#### [WHAT TO PRODUCE]
Reproduce all records exactly.

#### [RECORDS FOR THIS EXERCISE]
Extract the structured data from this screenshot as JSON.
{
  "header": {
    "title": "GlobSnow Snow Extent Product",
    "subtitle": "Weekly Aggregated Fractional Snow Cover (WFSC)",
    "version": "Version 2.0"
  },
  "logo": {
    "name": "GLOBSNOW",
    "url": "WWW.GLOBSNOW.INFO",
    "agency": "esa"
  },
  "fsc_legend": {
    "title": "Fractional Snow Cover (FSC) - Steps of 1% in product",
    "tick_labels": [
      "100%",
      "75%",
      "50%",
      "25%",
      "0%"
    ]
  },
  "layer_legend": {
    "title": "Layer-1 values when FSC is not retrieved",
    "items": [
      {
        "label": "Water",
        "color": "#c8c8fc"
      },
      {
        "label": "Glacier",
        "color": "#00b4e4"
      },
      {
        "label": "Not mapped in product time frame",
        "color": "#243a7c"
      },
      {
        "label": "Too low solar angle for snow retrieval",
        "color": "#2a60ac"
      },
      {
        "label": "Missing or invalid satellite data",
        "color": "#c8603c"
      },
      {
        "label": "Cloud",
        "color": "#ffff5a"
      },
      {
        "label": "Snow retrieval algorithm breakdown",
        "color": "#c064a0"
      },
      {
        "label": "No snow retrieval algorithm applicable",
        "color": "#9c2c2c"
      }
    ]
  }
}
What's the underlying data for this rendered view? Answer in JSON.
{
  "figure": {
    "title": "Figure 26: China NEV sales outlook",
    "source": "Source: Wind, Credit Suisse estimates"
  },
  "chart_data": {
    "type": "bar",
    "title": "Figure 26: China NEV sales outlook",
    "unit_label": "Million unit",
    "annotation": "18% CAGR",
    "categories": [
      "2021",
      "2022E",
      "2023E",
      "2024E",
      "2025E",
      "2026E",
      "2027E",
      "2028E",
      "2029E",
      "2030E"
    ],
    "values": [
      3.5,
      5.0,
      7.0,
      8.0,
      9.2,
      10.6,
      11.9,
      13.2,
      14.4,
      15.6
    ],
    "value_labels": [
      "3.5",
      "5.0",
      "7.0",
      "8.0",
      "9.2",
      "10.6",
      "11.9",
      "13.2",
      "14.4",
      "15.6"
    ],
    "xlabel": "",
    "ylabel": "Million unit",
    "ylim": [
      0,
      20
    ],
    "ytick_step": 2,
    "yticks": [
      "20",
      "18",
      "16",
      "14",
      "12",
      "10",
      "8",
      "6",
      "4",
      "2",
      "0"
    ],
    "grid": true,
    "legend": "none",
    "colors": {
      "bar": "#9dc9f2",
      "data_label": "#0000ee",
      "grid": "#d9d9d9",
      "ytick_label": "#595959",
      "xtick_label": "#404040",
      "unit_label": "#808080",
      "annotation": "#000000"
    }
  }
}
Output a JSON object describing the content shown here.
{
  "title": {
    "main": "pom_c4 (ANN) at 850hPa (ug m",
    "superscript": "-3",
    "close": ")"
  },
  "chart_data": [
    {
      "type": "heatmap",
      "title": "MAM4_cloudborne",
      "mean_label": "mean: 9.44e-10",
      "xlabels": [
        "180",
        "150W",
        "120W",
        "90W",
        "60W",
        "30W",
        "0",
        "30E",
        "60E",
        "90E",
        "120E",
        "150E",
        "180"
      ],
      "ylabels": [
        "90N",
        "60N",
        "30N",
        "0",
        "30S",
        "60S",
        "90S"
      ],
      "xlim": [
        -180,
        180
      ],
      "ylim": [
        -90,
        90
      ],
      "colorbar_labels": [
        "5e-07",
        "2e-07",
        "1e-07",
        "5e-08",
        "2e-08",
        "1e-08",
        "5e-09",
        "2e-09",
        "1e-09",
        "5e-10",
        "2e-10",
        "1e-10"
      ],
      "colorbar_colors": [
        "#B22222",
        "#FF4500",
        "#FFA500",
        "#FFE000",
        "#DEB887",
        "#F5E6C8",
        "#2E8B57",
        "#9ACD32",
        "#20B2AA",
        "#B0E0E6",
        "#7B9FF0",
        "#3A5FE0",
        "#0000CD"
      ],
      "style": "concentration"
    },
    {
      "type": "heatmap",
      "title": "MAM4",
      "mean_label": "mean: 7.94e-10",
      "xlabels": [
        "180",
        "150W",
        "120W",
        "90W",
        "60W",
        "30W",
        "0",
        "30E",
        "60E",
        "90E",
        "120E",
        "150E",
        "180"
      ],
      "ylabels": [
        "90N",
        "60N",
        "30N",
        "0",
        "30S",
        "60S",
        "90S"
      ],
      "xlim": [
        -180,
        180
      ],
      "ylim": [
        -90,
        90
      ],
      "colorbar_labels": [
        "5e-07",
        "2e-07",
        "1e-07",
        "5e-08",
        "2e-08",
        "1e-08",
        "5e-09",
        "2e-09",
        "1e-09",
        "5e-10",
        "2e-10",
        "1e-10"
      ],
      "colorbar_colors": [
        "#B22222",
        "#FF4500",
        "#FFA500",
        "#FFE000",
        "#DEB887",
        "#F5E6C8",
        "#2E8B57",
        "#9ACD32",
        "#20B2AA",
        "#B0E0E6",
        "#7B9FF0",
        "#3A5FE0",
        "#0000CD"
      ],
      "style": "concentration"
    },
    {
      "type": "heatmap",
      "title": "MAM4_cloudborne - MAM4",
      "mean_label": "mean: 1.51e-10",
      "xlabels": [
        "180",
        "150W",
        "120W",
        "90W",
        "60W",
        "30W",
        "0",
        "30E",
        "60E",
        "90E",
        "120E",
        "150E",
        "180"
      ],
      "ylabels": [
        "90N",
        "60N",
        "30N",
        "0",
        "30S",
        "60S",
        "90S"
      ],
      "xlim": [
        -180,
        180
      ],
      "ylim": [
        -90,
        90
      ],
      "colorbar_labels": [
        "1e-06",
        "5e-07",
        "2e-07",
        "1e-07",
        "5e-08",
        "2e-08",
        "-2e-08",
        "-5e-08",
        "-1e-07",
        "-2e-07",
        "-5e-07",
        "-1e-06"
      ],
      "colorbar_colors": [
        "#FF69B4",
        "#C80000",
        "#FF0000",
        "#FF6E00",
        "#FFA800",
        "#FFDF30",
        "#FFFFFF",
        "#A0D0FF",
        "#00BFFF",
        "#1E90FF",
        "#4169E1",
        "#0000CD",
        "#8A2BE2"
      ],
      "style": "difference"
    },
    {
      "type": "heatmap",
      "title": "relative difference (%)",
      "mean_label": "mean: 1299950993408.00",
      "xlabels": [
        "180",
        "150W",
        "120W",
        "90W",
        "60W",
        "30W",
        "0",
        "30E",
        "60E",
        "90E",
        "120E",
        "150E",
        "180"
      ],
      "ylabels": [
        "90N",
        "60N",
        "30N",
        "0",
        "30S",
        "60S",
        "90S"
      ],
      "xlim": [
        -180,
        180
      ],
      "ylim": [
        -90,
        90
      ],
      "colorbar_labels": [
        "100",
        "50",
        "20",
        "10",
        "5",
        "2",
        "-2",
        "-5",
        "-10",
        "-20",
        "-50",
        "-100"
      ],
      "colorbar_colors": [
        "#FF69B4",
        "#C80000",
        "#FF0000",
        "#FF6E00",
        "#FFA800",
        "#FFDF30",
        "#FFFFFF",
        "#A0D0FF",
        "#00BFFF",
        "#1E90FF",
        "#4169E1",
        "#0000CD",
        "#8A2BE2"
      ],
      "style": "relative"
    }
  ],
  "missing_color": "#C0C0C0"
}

#### [TASK ANSWER]
Extract the structured data from this screenshot as JSON.
{
  "header": {
    "title": "GlobSnow Snow Extent Product",
    "subtitle": "Weekly Aggregated Fractional Snow Cover (WFSC)",
    "version": "Version 2.0"
  },
  "logo": {
    "name": "GLOBSNOW",
    "url": "WWW.GLOBSNOW.INFO",
    "agency": "esa"
  },
  "fsc_legend": {
    "title": "Fractional Snow Cover (FSC) - Steps of 1% in product",
    "tick_labels": [
      "100%",
      "75%",
      "50%",
      "25%",
      "0%"
    ]
  },
  "layer_legend": {
    "title": "Layer-1 values when FSC is not retrieved",
    "items": [
      {
        "label": "Water",
        "color": "#c8c8fc"
      },
      {
        "label": "Glacier",
        "color": "#00b4e4"
      },
      {
        "label": "Not mapped in product time frame",
        "color": "#243a7c"
      },
      {
        "label": "Too low solar angle for snow retrieval",
        "color": "#2a60ac"
      },
      {
        "label": "Missing or invalid satellite data",
        "color": "#c8603c"
      },
      {
        "label": "Cloud",
        "color": "#ffff5a"
      },
      {
        "label": "Snow retrieval algorithm breakdown",
        "color": "#c064a0"
      },
      {
        "label": "No snow retrieval algorithm applicable",
        "color": "#9c2c2c"
      }
    ]
  }
}
What's the underlying data for this rendered view? Answer in JSON.
{
  "figure": {
    "title": "Figure 26: China NEV sales outlook",
    "source": "Source: Wind, Credit Suisse estimates"
  },
  "chart_data": {
    "type": "bar",
    "title": "Figure 26: China NEV sales outlook",
    "unit_label": "Million unit",
    "annotation": "18% CAGR",
    "categories": [
      "2021",
      "2022E",
      "2023E",
      "2024E",
      "2025E",
      "2026E",
      "2027E",
      "2028E",
      "2029E",
      "2030E"
    ],
    "values": [
      3.5,
      5.0,
      7.0,
      8.0,
      9.2,
      10.6,
      11.9,
      13.2,
      14.4,
      15.6
    ],
    "value_labels": [
      "3.5",
      "5.0",
      "7.0",
      "8.0",
      "9.2",
      "10.6",
      "11.9",
      "13.2",
      "14.4",
      "15.6"
    ],
    "xlabel": "",
    "ylabel": "Million unit",
    "ylim": [
      0,
      20
    ],
    "ytick_step": 2,
    "yticks": [
      "20",
      "18",
      "16",
      "14",
      "12",
      "10",
      "8",
      "6",
      "4",
      "2",
      "0"
    ],
    "grid": true,
    "legend": "none",
    "colors": {
      "bar": "#9dc9f2",
      "data_label": "#0000ee",
      "grid": "#d9d9d9",
      "ytick_label": "#595959",
      "xtick_label": "#404040",
      "unit_label": "#808080",
      "annotation": "#000000"
    }
  }
}
Output a JSON object describing the content shown here.
{
  "title": {
    "main": "pom_c4 (ANN) at 850hPa (ug m",
    "superscript": "-3",
    "close": ")"
  },
  "chart_data": [
    {
      "type": "heatmap",
      "title": "MAM4_cloudborne",
      "mean_label": "mean: 9.44e-10",
      "xlabels": [
        "180",
        "150W",
        "120W",
        "90W",
        "60W",
        "30W",
        "0",
        "30E",
        "60E",
        "90E",
        "120E",
        "150E",
        "180"
      ],
      "ylabels": [
        "90N",
        "60N",
        "30N",
        "0",
        "30S",
        "60S",
        "90S"
      ],
      "xlim": [
        -180,
        180
      ],
      "ylim": [
        -90,
        90
      ],
      "colorbar_labels": [
        "5e-07",
        "2e-07",
        "1e-07",
        "5e-08",
        "2e-08",
        "1e-08",
        "5e-09",
        "2e-09",
        "1e-09",
        "5e-10",
        "2e-10",
        "1e-10"
      ],
      "colorbar_colors": [
        "#B22222",
        "#FF4500",
        "#FFA500",
        "#FFE000",
        "#DEB887",
        "#F5E6C8",
        "#2E8B57",
        "#9ACD32",
        "#20B2AA",
        "#B0E0E6",
        "#7B9FF0",
        "#3A5FE0",
        "#0000CD"
      ],
      "style": "concentration"
    },
    {
      "type": "heatmap",
      "title": "MAM4",
      "mean_label": "mean: 7.94e-10",
      "xlabels": [
        "180",
        "150W",
        "120W",
        "90W",
        "60W",
        "30W",
        "0",
        "30E",
        "60E",
        "90E",
        "120E",
        "150E",
        "180"
      ],
      "ylabels": [
        "90N",
        "60N",
        "30N",
        "0",
        "30S",
        "60S",
        "90S"
      ],
      "xlim": [
        -180,
        180
      ],
      "ylim": [
        -90,
        90
      ],
      "colorbar_labels": [
        "5e-07",
        "2e-07",
        "1e-07",
        "5e-08",
        "2e-08",
        "1e-08",
        "5e-09",
        "2e-09",
        "1e-09",
        "5e-10",
        "2e-10",
        "1e-10"
      ],
      "colorbar_colors": [
        "#B22222",
        "#FF4500",
        "#FFA500",
        "#FFE000",
        "#DEB887",
        "#F5E6C8",
        "#2E8B57",
        "#9ACD32",
        "#20B2AA",
        "#B0E0E6",
        "#7B9FF0",
        "#3A5FE0",
        "#0000CD"
      ],
      "style": "concentration"
    },
    {
      "type": "heatmap",
      "title": "MAM4_cloudborne - MAM4",
      "mean_label": "mean: 1.51e-10",
      "xlabels": [
        "180",
        "150W",
        "120W",
        "90W",
        "60W",
        "30W",
        "0",
        "30E",
        "60E",
        "90E",
        "120E",
        "150E",
        "180"
      ],
      "ylabels": [
        "90N",
        "60N",
        "30N",
        "0",
        "30S",
        "60S",
        "90S"
      ],
      "xlim": [
        -180,
        180
      ],
      "ylim": [
        -90,
        90
      ],
      "colorbar_labels": [
        "1e-06",
        "5e-07",
        "2e-07",
        "1e-07",
        "5e-08",
        "2e-08",
        "-2e-08",
        "-5e-08",
        "-1e-07",
        "-2e-07",
        "-5e-07",
        "-1e-06"
      ],
      "colorbar_colors": [
        "#FF69B4",
        "#C80000",
        "#FF0000",
        "#FF6E00",
        "#FFA800",
        "#FFDF30",
        "#FFFFFF",
        "#A0D0FF",
        "#00BFFF",
        "#1E90FF",
        "#4169E1",
        "#0000CD",
        "#8A2BE2"
      ],
      "style": "difference"
    },
    {
      "type": "heatmap",
      "title": "relative difference (%)",
      "mean_label": "mean: 1299950993408.00",
      "xlabels": [
        "180",
        "150W",
        "120W",
        "90W",
        "60W",
        "30W",
        "0",
        "30E",
        "60E",
        "90E",
        "120E",
        "150E",
        "180"
      ],
      "ylabels": [
        "90N",
        "60N",
        "30N",
        "0",
        "30S",
        "60S",
        "90S"
      ],
      "xlim": [
        -180,
        180
      ],
      "ylim": [
        -90,
        90
      ],
      "colorbar_labels": [
        "100",
        "50",
        "20",
        "10",
        "5",
        "2",
        "-2",
        "-5",
        "-10",
        "-20",
        "-50",
        "-100"
      ],
      "colorbar_colors": [
        "#FF69B4",
        "#C80000",
        "#FF0000",
        "#FF6E00",
        "#FFA800",
        "#FFDF30",
        "#FFFFFF",
        "#A0D0FF",
        "#00BFFF",
        "#1E90FF",
        "#4169E1",
        "#0000CD",
        "#8A2BE2"
      ],
      "style": "relative"
    }
  ],
  "missing_color": "#C0C0C0"
}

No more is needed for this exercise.